DESCRIPTION OF THE TASK: In the records below, find the line containing "What data populates", then extract that line and all subsequent lines exactly, leaving out everything else.

---- DATASET RECORDS

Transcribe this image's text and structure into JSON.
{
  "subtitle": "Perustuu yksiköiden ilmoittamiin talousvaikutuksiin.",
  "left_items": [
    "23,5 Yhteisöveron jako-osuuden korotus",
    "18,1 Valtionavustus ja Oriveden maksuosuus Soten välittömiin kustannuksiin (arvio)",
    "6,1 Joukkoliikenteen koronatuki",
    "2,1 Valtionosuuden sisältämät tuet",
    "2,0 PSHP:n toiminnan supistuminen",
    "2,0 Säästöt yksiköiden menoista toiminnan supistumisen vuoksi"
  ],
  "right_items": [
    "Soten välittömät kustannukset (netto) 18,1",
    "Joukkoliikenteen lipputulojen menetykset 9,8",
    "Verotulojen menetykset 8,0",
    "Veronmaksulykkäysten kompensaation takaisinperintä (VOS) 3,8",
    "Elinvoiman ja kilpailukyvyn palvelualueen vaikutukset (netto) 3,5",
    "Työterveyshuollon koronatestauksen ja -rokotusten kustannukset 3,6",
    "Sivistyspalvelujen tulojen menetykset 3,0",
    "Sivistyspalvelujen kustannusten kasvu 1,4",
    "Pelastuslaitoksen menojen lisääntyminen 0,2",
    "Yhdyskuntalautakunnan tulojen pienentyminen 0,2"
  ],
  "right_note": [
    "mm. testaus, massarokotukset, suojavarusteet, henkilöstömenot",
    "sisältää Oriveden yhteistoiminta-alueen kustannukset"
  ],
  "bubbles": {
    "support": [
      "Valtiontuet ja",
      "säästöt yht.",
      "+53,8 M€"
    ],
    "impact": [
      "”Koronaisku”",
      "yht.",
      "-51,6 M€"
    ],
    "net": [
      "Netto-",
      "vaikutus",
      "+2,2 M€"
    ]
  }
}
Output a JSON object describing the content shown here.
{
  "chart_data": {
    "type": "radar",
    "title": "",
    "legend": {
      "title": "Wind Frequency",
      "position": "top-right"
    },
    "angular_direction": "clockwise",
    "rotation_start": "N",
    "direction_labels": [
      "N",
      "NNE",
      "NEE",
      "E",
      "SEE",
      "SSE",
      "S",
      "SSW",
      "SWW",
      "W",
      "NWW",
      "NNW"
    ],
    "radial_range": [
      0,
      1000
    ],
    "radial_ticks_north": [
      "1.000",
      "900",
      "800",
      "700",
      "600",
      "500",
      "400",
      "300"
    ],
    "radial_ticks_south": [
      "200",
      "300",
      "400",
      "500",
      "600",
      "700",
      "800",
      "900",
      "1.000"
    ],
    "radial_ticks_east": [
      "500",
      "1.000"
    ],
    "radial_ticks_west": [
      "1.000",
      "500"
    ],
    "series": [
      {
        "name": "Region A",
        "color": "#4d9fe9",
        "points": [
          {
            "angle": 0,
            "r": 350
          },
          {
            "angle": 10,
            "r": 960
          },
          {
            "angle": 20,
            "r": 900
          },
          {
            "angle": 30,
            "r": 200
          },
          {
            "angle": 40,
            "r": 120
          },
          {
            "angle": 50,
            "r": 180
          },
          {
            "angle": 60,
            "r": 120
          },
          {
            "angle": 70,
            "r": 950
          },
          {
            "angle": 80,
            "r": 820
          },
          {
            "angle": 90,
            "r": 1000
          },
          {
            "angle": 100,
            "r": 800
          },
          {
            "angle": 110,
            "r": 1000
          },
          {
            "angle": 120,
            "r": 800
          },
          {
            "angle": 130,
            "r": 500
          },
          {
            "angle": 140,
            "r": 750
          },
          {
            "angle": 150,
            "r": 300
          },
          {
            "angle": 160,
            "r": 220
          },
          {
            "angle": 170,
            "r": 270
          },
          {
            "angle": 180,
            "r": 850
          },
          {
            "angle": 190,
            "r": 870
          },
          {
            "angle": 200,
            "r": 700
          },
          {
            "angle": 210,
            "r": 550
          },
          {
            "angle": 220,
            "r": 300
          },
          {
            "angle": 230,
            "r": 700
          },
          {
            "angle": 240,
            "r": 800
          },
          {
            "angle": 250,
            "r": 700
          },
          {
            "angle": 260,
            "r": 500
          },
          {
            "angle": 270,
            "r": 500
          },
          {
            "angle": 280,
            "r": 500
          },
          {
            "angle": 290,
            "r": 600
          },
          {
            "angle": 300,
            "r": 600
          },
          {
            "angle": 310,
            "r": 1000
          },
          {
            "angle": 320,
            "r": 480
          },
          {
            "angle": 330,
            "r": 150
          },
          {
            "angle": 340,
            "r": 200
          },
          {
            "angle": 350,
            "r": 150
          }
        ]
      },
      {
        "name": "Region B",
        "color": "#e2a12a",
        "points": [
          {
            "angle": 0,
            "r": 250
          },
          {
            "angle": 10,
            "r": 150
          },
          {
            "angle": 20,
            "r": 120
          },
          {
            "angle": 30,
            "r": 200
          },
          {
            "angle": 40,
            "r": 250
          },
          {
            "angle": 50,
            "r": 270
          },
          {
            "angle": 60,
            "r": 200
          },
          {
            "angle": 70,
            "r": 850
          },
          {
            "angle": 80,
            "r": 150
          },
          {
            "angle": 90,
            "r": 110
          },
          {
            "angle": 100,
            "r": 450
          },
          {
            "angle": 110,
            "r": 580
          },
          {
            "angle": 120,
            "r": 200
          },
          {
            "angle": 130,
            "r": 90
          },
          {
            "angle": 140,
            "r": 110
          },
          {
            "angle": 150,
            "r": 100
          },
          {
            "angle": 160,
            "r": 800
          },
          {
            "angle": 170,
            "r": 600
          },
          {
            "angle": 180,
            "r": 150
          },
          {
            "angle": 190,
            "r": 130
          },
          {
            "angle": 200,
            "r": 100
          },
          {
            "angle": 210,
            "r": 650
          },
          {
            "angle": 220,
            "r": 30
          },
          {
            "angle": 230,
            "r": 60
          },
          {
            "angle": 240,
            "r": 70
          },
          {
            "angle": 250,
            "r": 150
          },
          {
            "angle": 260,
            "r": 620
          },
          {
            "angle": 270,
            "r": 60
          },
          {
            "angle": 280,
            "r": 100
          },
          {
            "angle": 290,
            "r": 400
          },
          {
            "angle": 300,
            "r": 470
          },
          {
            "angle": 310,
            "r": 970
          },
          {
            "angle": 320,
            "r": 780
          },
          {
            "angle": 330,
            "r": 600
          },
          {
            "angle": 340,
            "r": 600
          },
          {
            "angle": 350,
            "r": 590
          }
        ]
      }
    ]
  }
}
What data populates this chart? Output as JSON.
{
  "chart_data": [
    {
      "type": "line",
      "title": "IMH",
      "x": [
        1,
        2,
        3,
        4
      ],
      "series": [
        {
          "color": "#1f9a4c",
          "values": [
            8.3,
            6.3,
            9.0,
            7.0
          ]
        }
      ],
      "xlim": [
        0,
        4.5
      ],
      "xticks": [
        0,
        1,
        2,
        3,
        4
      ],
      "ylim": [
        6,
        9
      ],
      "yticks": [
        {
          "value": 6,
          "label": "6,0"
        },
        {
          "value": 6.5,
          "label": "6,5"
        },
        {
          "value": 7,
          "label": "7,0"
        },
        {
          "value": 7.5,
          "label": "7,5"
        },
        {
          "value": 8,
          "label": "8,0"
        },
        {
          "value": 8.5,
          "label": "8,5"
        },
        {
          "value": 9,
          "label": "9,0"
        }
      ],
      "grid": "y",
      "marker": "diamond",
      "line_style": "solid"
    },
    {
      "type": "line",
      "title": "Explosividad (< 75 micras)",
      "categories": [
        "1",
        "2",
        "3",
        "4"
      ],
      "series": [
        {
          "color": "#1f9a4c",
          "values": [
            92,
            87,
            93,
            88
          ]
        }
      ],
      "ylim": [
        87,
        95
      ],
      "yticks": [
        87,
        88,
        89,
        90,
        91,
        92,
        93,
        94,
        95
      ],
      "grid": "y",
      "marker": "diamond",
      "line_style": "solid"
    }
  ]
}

--------

ANSWER TO THIS PROBLEM:
What data populates this chart? Output as JSON.
{
  "chart_data": [
    {
      "type": "line",
      "title": "IMH",
      "x": [
        1,
        2,
        3,
        4
      ],
      "series": [
        {
          "color": "#1f9a4c",
          "values": [
            8.3,
            6.3,
            9.0,
            7.0
          ]
        }
      ],
      "xlim": [
        0,
        4.5
      ],
      "xticks": [
        0,
        1,
        2,
        3,
        4
      ],
      "ylim": [
        6,
        9
      ],
      "yticks": [
        {
          "value": 6,
          "label": "6,0"
        },
        {
          "value": 6.5,
          "label": "6,5"
        },
        {
          "value": 7,
          "label": "7,0"
        },
        {
          "value": 7.5,
          "label": "7,5"
        },
        {
          "value": 8,
          "label": "8,0"
        },
        {
          "value": 8.5,
          "label": "8,5"
        },
        {
          "value": 9,
          "label": "9,0"
        }
      ],
      "grid": "y",
      "marker": "diamond",
      "line_style": "solid"
    },
    {
      "type": "line",
      "title": "Explosividad (< 75 micras)",
      "categories": [
        "1",
        "2",
        "3",
        "4"
      ],
      "series": [
        {
          "color": "#1f9a4c",
          "values": [
            92,
            87,
            93,
            88
          ]
        }
      ],
      "ylim": [
        87,
        95
      ],
      "yticks": [
        87,
        88,
        89,
        90,
        91,
        92,
        93,
        94,
        95
      ],
      "grid": "y",
      "marker": "diamond",
      "line_style": "solid"
    }
  ]
}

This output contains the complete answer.